Records to process:
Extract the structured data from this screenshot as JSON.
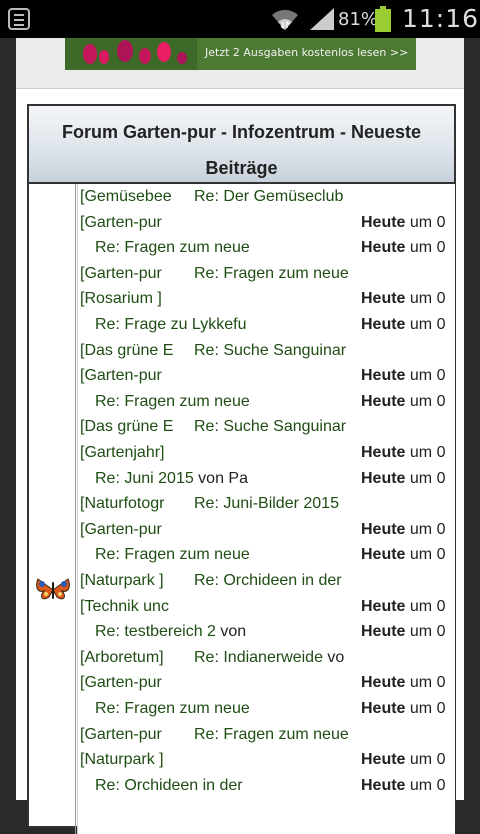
{
  "status_bar": {
    "battery_percent": "81%",
    "time": "11:16",
    "battery_level": 0.81,
    "icons": [
      "notification-list-icon",
      "wifi-icon",
      "signal-icon",
      "battery-icon"
    ]
  },
  "ad": {
    "cta_text": "Jetzt 2 Ausgaben kostenlos lesen >>"
  },
  "forum": {
    "title": "Forum Garten-pur - Infozentrum - Neueste Beiträge",
    "rows": [
      {
        "forum": "[Gemüsebee",
        "thread": "Re: Der Gemüseclub",
        "by": "",
        "today": "",
        "rest": ""
      },
      {
        "forum": "[Garten-pur",
        "thread": "",
        "by": "",
        "today": "Heute",
        "rest": " um 0"
      },
      {
        "forum": "",
        "thread": "Re: Fragen zum neue",
        "by": "",
        "today": "Heute",
        "rest": " um 0"
      },
      {
        "forum": "[Garten-pur",
        "thread": "Re: Fragen zum neue",
        "by": "",
        "today": "",
        "rest": ""
      },
      {
        "forum": "[Rosarium ]",
        "thread": "",
        "by": "",
        "today": "Heute",
        "rest": " um 0"
      },
      {
        "forum": "",
        "thread": "Re: Frage zu Lykkefu",
        "by": "",
        "today": "Heute",
        "rest": " um 0"
      },
      {
        "forum": "[Das grüne E",
        "thread": "Re: Suche Sanguinar",
        "by": "",
        "today": "",
        "rest": ""
      },
      {
        "forum": "[Garten-pur",
        "thread": "",
        "by": "",
        "today": "Heute",
        "rest": " um 0"
      },
      {
        "forum": "",
        "thread": "Re: Fragen zum neue",
        "by": "",
        "today": "Heute",
        "rest": " um 0"
      },
      {
        "forum": "[Das grüne E",
        "thread": "Re: Suche Sanguinar",
        "by": "",
        "today": "",
        "rest": ""
      },
      {
        "forum": "[Gartenjahr]",
        "thread": "",
        "by": "",
        "today": "Heute",
        "rest": " um 0"
      },
      {
        "forum": "",
        "thread": "Re: Juni 2015",
        "by": " von Pa",
        "today": "Heute",
        "rest": " um 0"
      },
      {
        "forum": "[Naturfotogr",
        "thread": "Re: Juni-Bilder 2015",
        "by": "",
        "today": "",
        "rest": ""
      },
      {
        "forum": "[Garten-pur",
        "thread": "",
        "by": "",
        "today": "Heute",
        "rest": " um 0"
      },
      {
        "forum": "",
        "thread": "Re: Fragen zum neue",
        "by": "",
        "today": "Heute",
        "rest": " um 0"
      },
      {
        "forum": "[Naturpark ]",
        "thread": "Re: Orchideen in der",
        "by": "",
        "today": "",
        "rest": ""
      },
      {
        "forum": "[Technik unc",
        "thread": "",
        "by": "",
        "today": "Heute",
        "rest": " um 0"
      },
      {
        "forum": "",
        "thread": "Re: testbereich 2",
        "by": " von",
        "today": "Heute",
        "rest": " um 0"
      },
      {
        "forum": "[Arboretum]",
        "thread": "Re: Indianerweide",
        "by": " vo",
        "today": "",
        "rest": ""
      },
      {
        "forum": "[Garten-pur",
        "thread": "",
        "by": "",
        "today": "Heute",
        "rest": " um 0"
      },
      {
        "forum": "",
        "thread": "Re: Fragen zum neue",
        "by": "",
        "today": "Heute",
        "rest": " um 0"
      },
      {
        "forum": "[Garten-pur",
        "thread": "Re: Fragen zum neue",
        "by": "",
        "today": "",
        "rest": ""
      },
      {
        "forum": "[Naturpark ]",
        "thread": "",
        "by": "",
        "today": "Heute",
        "rest": " um 0"
      },
      {
        "forum": "",
        "thread": "Re: Orchideen in der",
        "by": "",
        "today": "Heute",
        "rest": " um 0"
      }
    ]
  }
}
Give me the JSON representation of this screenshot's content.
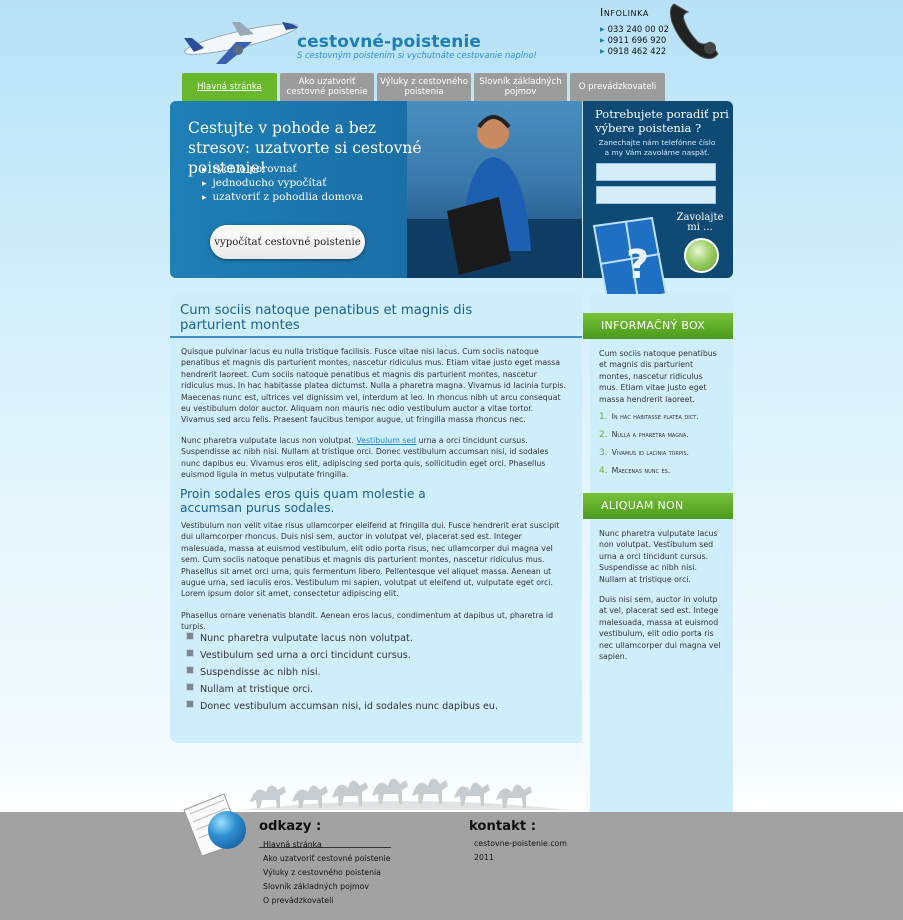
{
  "header": {
    "site_title": "cestovné-poistenie",
    "slogan": "S cestovným poistením si vychutnáte cestovanie naplno!",
    "infolinka_title": "Infolinka",
    "phones": [
      "033 240 00 02",
      "0911 696 920",
      "0918 462 422"
    ]
  },
  "nav": {
    "items": [
      {
        "label": "Hlavná stránka",
        "active": true
      },
      {
        "label": "Ako uzatvoriť cestovné poistenie"
      },
      {
        "label": "Výluky z cestovného poistenia"
      },
      {
        "label": "Slovník základných pojmov"
      },
      {
        "label": "O prevádzkovateli"
      }
    ]
  },
  "banner": {
    "headline": "Cestujte v pohode a bez stresov: uzatvorte si cestovné poistenie!",
    "bullets": [
      "rýchlo porovnať",
      "jednoducho vypočítať",
      "uzatvoriť z pohodlia domova"
    ],
    "cta_label": "vypočítať cestovné poistenie"
  },
  "callbox": {
    "title": "Potrebujete poradiť pri výbere poistenia ?",
    "subtitle": "Zanechajte nám telefónne číslo a my Vám zavoláme naspäť.",
    "call_label": "Zavolajte mi ..."
  },
  "main": {
    "heading1": "Cum sociis natoque penatibus et magnis dis parturient montes",
    "para1": "Quisque pulvinar lacus eu nulla tristique facilisis. Fusce vitae nisi lacus. Cum sociis natoque penatibus et magnis dis parturient montes, nascetur ridiculus mus. Etiam vitae justo eget massa hendrerit laoreet. Cum sociis natoque penatibus et magnis dis parturient montes, nascetur ridiculus mus. In hac habitasse platea dictumst. Nulla a pharetra magna. Vivamus id lacinia turpis. Maecenas nunc est, ultrices vel dignissim vel, interdum at leo. In rhoncus nibh ut arcu consequat eu vestibulum dolor auctor. Aliquam non mauris nec odio vestibulum auctor a vitae tortor. Vivamus sed arcu felis. Praesent faucibus tempor augue, ut fringilla massa rhoncus nec.",
    "para2_before": "Nunc pharetra vulputate lacus non volutpat. ",
    "para2_link": "Vestibulum sed",
    "para2_after": " urna a orci tincidunt cursus. Suspendisse ac nibh nisi. Nullam at tristique orci. Donec vestibulum accumsan nisi, id sodales nunc dapibus eu. Vivamus eros elit, adipiscing sed porta quis, sollicitudin eget orci. Phasellus euismod ligula in metus vulputate fringilla.",
    "heading2": "Proin sodales eros quis quam molestie a accumsan purus sodales.",
    "para3": "Vestibulum non velit vitae risus ullamcorper eleifend at fringilla dui. Fusce hendrerit erat suscipit dui ullamcorper rhoncus. Duis nisi sem, auctor in volutpat vel, placerat sed est. Integer malesuada, massa at euismod vestibulum, elit odio porta risus, nec ullamcorper dui magna vel sem. Cum sociis natoque penatibus et magnis dis parturient montes, nascetur ridiculus mus. Phasellus sit amet orci urna, quis fermentum libero. Pellentesque vel aliquet massa. Aenean ut augue urna, sed iaculis eros. Vestibulum mi sapien, volutpat ut eleifend ut, vulputate eget orci. Lorem ipsum dolor sit amet, consectetur adipiscing elit.",
    "para4": "Phasellus ornare venenatis blandit. Aenean eros lacus, condimentum at dapibus ut, pharetra id turpis.",
    "bullets": [
      "Nunc pharetra vulputate lacus non volutpat.",
      "Vestibulum sed urna a orci tincidunt cursus.",
      "Suspendisse ac nibh nisi.",
      "Nullam at tristique orci.",
      "Donec vestibulum accumsan nisi, id sodales nunc dapibus eu."
    ]
  },
  "sidebar": {
    "box1_title": "INFORMAČNÝ BOX",
    "box1_text": "Cum sociis natoque penatibus et magnis dis parturient montes, nascetur ridiculus mus. Etiam vitae justo eget massa hendrerit laoreet.",
    "box1_items": [
      "In hac habitasse platea dict.",
      "Nulla a pharetra magna.",
      "Vivamus id lacinia turpis.",
      "Maecenas nunc es."
    ],
    "box2_title": "ALIQUAM NON",
    "box2_text1": "Nunc pharetra vulputate lacus non volutpat. Vestibulum sed urna a orci tincidunt cursus. Suspendisse ac nibh nisi. Nullam at tristique orci.",
    "box2_text2": "Duis nisi sem, auctor in volutp at vel, placerat sed est. Intege malesuada, massa at euismod vestibulum, elit odio porta ris nec ullamcorper dui magna vel sapien."
  },
  "footer": {
    "links_title": "odkazy :",
    "links": [
      "Hlavná stránka",
      "Ako uzatvoriť cestovné poistenie",
      "Výluky z cestovného poistenia",
      "Slovník základných pojmov",
      "O prevádzkovateli"
    ],
    "contact_title": "kontakt :",
    "contact_lines": [
      "cestovne-poistenie.com",
      "2011"
    ]
  },
  "colors": {
    "accent_green": "#69b72b",
    "brand_blue": "#1f7fb4",
    "tab_gray": "#9c9c9c",
    "footer_gray": "#a2a2a2"
  }
}
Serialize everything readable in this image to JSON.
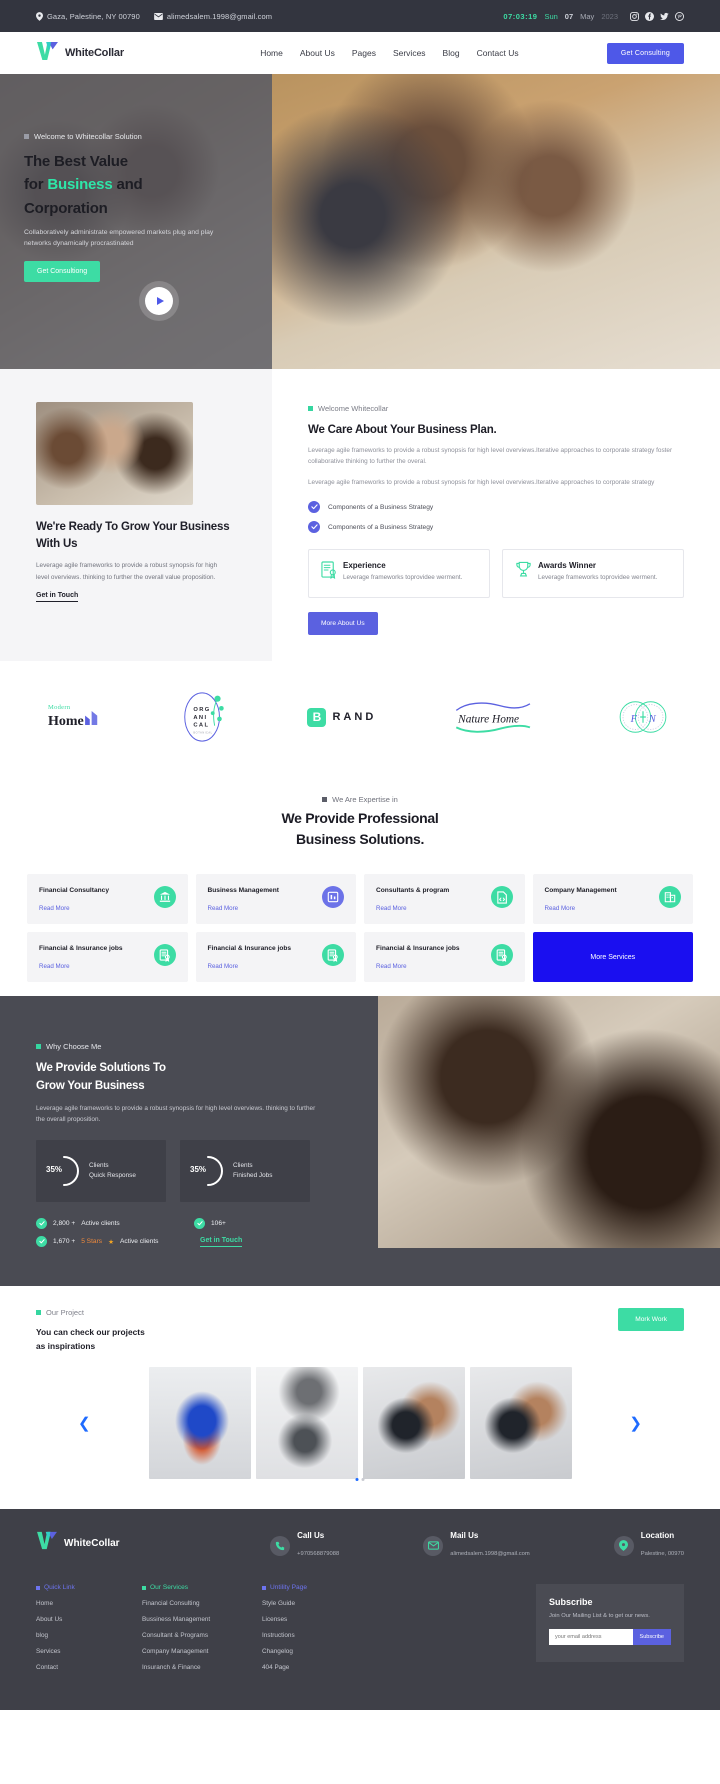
{
  "topbar": {
    "location": "Gaza, Palestine, NY 00790",
    "email": "alimedsalem.1998@gmail.com",
    "time": "07:03:19",
    "day": "Sun",
    "date": "07",
    "month": "May",
    "year": "2023",
    "socials": [
      "instagram-icon",
      "facebook-icon",
      "twitter-icon",
      "pinterest-icon"
    ]
  },
  "nav": {
    "brand": "WhiteCollar",
    "menu": [
      "Home",
      "About Us",
      "Pages",
      "Services",
      "Blog",
      "Contact Us"
    ],
    "cta": "Get Consulting"
  },
  "hero": {
    "eyebrow": "Welcome to Whitecollar Solution",
    "title_line1": "The Best Value",
    "title_line2_pre": "for ",
    "title_line2_hl": "Business",
    "title_line2_post": " and",
    "title_line3": "Corporation",
    "paragraph": "Collaboratively administrate empowered markets plug and play networks dynamically procrastinated",
    "cta": "Get Consultiong",
    "play": "play-icon"
  },
  "about": {
    "left": {
      "title": "We're Ready To Grow Your Business With Us",
      "paragraph": "Leverage agile frameworks to provide a robust synopsis for high level overviews. thinking to further the overall value proposition.",
      "link": "Get in Touch"
    },
    "right": {
      "eyebrow": "Welcome Whitecollar",
      "title": "We Care About Your Business Plan.",
      "paragraph1": "Leverage agile frameworks to provide a robust synopsis for high level overviews.Iterative approaches to corporate strategy foster collaborative thinking to further the overal.",
      "paragraph2": "Leverage agile frameworks to provide a robust synopsis for high level overviews.Iterative approaches to corporate strategy",
      "checks": [
        "Components of a Business Strategy",
        "Components of a Business Strategy"
      ],
      "cards": [
        {
          "icon": "certificate-icon",
          "title": "Experience",
          "text": "Leverage frameworks toprovidee werment."
        },
        {
          "icon": "trophy-icon",
          "title": "Awards Winner",
          "text": "Leverage frameworks toprovidee werment."
        }
      ],
      "cta": "More About Us"
    }
  },
  "brands": [
    {
      "name": "modern-home-logo",
      "top": "Modern",
      "main": "Home"
    },
    {
      "name": "organical-logo",
      "l1": "ORG",
      "l2": "ANI",
      "l3": "CAL",
      "sub": "BOTANICAL"
    },
    {
      "name": "brand-logo",
      "badge": "B",
      "text": "RAND"
    },
    {
      "name": "nature-home-logo",
      "text": "Nature Home"
    },
    {
      "name": "fn-logo",
      "text": "F  N"
    }
  ],
  "services": {
    "eyebrow": "We Are Expertise in",
    "title_line1": "We Provide Professional",
    "title_line2": "Business Solutions.",
    "read_more": "Read More",
    "cards": [
      {
        "title": "Financial Consultancy",
        "icon": "bank-icon",
        "color": "green"
      },
      {
        "title": "Business Management",
        "icon": "chart-icon",
        "color": "purple"
      },
      {
        "title": "Consultants & program",
        "icon": "code-file-icon",
        "color": "green"
      },
      {
        "title": "Company Management",
        "icon": "building-icon",
        "color": "green"
      },
      {
        "title": "Financial & Insurance jobs",
        "icon": "certificate-icon",
        "color": "green"
      },
      {
        "title": "Financial & Insurance jobs",
        "icon": "certificate-icon",
        "color": "green"
      },
      {
        "title": "Financial & Insurance jobs",
        "icon": "certificate-icon",
        "color": "green"
      }
    ],
    "more": "More Services"
  },
  "why": {
    "eyebrow": "Why Choose Me",
    "title_line1": "We Provide Solutions To",
    "title_line2": "Grow Your Business",
    "paragraph": "Leverage agile frameworks to provide a robust synopsis for high level overviews. thinking to further the overall proposition.",
    "stats": [
      {
        "percent": "35%",
        "label_line1": "Clients",
        "label_line2": "Quick Response",
        "value": 35
      },
      {
        "percent": "35%",
        "label_line1": "Clients",
        "label_line2": "Finished Jobs",
        "value": 35
      }
    ],
    "facts": [
      {
        "value": "2,800 +",
        "label": "Active clients"
      },
      {
        "value": "106+",
        "label": ""
      },
      {
        "value": "1,670 +",
        "stars": "5 Stars",
        "label": "Active clients"
      }
    ],
    "link": "Get in Touch"
  },
  "projects": {
    "eyebrow": "Our Project",
    "title_line1": "You can check our projects",
    "title_line2": "as inspirations",
    "cta": "Mork Work",
    "images": [
      "project-monitor-setup",
      "project-man-laptop",
      "project-phone-chart-1",
      "project-phone-chart-2"
    ],
    "dots": 2,
    "active_dot": 0
  },
  "footer": {
    "brand": "WhiteCollar",
    "contacts": [
      {
        "icon": "phone-icon",
        "title": "Call Us",
        "value": "+970568879088"
      },
      {
        "icon": "mail-icon",
        "title": "Mail Us",
        "value": "alimedsalem.1998@gmail.com"
      },
      {
        "icon": "location-icon",
        "title": "Location",
        "value": "Palestine, 00970"
      }
    ],
    "columns": [
      {
        "title": "Quick Link",
        "links": [
          "Home",
          "About Us",
          "blog",
          "Services",
          "Contact"
        ]
      },
      {
        "title": "Our Services",
        "links": [
          "Financial Consulting",
          "Bussiness Management",
          "Consultant & Programs",
          "Company Management",
          "Insuranch & Finance"
        ]
      },
      {
        "title": "Untility Page",
        "links": [
          "Style Guide",
          "Licenses",
          "Instructions",
          "Changelog",
          "404 Page"
        ]
      }
    ],
    "subscribe": {
      "title": "Subscribe",
      "text": "Join Our Mailing List & to get our news.",
      "placeholder": "your email address",
      "button": "Subscribe"
    }
  },
  "colors": {
    "green": "#3ddca4",
    "purple": "#5b61e0",
    "dark": "#3f4048",
    "blue": "#1a0ff0"
  }
}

Goal of the exercise:
Each line that has the word "eyebrow" should be copied.

Task solution:
    "eyebrow": "Welcome to Whitecollar Solution",
      "eyebrow": "Welcome Whitecollar",
    "eyebrow": "We Are Expertise in",
    "eyebrow": "Why Choose Me",
    "eyebrow": "Our Project",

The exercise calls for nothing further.